(begin)
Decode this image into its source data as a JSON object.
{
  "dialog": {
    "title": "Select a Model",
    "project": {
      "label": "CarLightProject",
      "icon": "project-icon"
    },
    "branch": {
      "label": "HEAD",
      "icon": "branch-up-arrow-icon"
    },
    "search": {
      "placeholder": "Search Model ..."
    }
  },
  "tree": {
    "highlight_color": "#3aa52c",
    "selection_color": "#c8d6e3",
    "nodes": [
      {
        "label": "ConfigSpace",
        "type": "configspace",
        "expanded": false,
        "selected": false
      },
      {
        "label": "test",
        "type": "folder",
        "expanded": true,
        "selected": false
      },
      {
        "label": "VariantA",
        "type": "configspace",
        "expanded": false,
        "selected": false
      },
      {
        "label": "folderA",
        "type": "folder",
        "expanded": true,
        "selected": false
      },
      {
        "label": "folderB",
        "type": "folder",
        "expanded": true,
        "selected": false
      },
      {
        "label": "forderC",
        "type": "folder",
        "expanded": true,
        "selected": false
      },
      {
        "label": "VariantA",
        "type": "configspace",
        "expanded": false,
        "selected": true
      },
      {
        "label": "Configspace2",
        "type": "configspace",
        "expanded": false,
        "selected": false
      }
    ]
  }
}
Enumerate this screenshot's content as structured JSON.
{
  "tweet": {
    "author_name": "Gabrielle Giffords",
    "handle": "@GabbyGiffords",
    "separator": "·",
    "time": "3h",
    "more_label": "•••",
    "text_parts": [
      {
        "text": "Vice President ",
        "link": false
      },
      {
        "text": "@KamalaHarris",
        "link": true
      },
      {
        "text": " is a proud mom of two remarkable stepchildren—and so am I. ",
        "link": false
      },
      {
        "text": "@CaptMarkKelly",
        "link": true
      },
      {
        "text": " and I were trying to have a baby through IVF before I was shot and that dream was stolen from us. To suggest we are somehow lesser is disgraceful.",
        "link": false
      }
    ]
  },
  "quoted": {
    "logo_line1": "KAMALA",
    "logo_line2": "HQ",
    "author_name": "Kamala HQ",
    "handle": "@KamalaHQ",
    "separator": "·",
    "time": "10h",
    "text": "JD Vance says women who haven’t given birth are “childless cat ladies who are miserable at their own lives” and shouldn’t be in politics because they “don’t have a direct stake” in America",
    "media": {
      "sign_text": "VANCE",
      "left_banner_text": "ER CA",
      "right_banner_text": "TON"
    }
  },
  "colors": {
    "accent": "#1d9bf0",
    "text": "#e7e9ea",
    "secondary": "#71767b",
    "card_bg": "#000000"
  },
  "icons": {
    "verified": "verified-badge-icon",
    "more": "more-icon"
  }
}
(end)
:: What is needed ::
Each record above should be returned exactly as it appears.

:: Task solution ::
Decode this image into its source data as a JSON object.
{
  "dialog": {
    "title": "Select a Model",
    "project": {
      "label": "CarLightProject",
      "icon": "project-icon"
    },
    "branch": {
      "label": "HEAD",
      "icon": "branch-up-arrow-icon"
    },
    "search": {
      "placeholder": "Search Model ..."
    }
  },
  "tree": {
    "highlight_color": "#3aa52c",
    "selection_color": "#c8d6e3",
    "nodes": [
      {
        "label": "ConfigSpace",
        "type": "configspace",
        "expanded": false,
        "selected": false
      },
      {
        "label": "test",
        "type": "folder",
        "expanded": true,
        "selected": false
      },
      {
        "label": "VariantA",
        "type": "configspace",
        "expanded": false,
        "selected": false
      },
      {
        "label": "folderA",
        "type": "folder",
        "expanded": true,
        "selected": false
      },
      {
        "label": "folderB",
        "type": "folder",
        "expanded": true,
        "selected": false
      },
      {
        "label": "forderC",
        "type": "folder",
        "expanded": true,
        "selected": false
      },
      {
        "label": "VariantA",
        "type": "configspace",
        "expanded": false,
        "selected": true
      },
      {
        "label": "Configspace2",
        "type": "configspace",
        "expanded": false,
        "selected": false
      }
    ]
  }
}
Enumerate this screenshot's content as structured JSON.
{
  "tweet": {
    "author_name": "Gabrielle Giffords",
    "handle": "@GabbyGiffords",
    "separator": "·",
    "time": "3h",
    "more_label": "•••",
    "text_parts": [
      {
        "text": "Vice President ",
        "link": false
      },
      {
        "text": "@KamalaHarris",
        "link": true
      },
      {
        "text": " is a proud mom of two remarkable stepchildren—and so am I. ",
        "link": false
      },
      {
        "text": "@CaptMarkKelly",
        "link": true
      },
      {
        "text": " and I were trying to have a baby through IVF before I was shot and that dream was stolen from us. To suggest we are somehow lesser is disgraceful.",
        "link": false
      }
    ]
  },
  "quoted": {
    "logo_line1": "KAMALA",
    "logo_line2": "HQ",
    "author_name": "Kamala HQ",
    "handle": "@KamalaHQ",
    "separator": "·",
    "time": "10h",
    "text": "JD Vance says women who haven’t given birth are “childless cat ladies who are miserable at their own lives” and shouldn’t be in politics because they “don’t have a direct stake” in America",
    "media": {
      "sign_text": "VANCE",
      "left_banner_text": "ER CA",
      "right_banner_text": "TON"
    }
  },
  "colors": {
    "accent": "#1d9bf0",
    "text": "#e7e9ea",
    "secondary": "#71767b",
    "card_bg": "#000000"
  },
  "icons": {
    "verified": "verified-badge-icon",
    "more": "more-icon"
  }
}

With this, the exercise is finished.